**WRITTEN INSTRUCTION:**
Print the data that follows exactly.

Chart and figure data
-.-.-
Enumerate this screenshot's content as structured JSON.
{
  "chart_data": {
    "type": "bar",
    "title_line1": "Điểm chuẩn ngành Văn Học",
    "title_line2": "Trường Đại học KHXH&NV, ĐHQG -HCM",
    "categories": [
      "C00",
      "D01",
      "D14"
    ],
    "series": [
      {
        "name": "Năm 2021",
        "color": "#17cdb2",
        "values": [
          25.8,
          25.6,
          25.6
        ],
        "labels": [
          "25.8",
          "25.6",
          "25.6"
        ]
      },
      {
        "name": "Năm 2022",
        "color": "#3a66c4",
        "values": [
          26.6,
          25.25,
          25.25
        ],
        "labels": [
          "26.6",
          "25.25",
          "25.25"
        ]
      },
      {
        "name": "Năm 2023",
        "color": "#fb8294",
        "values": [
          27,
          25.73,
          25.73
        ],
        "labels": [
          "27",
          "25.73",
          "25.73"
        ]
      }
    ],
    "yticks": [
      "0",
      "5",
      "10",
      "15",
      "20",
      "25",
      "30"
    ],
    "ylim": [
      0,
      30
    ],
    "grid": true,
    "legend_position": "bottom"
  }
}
-.-.-
**RESULT:**
Enumerate this screenshot's content as structured JSON.
{
  "chart_data": {
    "type": "bar",
    "title_line1": "Điểm chuẩn ngành Văn Học",
    "title_line2": "Trường Đại học KHXH&NV, ĐHQG -HCM",
    "categories": [
      "C00",
      "D01",
      "D14"
    ],
    "series": [
      {
        "name": "Năm 2021",
        "color": "#17cdb2",
        "values": [
          25.8,
          25.6,
          25.6
        ],
        "labels": [
          "25.8",
          "25.6",
          "25.6"
        ]
      },
      {
        "name": "Năm 2022",
        "color": "#3a66c4",
        "values": [
          26.6,
          25.25,
          25.25
        ],
        "labels": [
          "26.6",
          "25.25",
          "25.25"
        ]
      },
      {
        "name": "Năm 2023",
        "color": "#fb8294",
        "values": [
          27,
          25.73,
          25.73
        ],
        "labels": [
          "27",
          "25.73",
          "25.73"
        ]
      }
    ],
    "yticks": [
      "0",
      "5",
      "10",
      "15",
      "20",
      "25",
      "30"
    ],
    "ylim": [
      0,
      30
    ],
    "grid": true,
    "legend_position": "bottom"
  }
}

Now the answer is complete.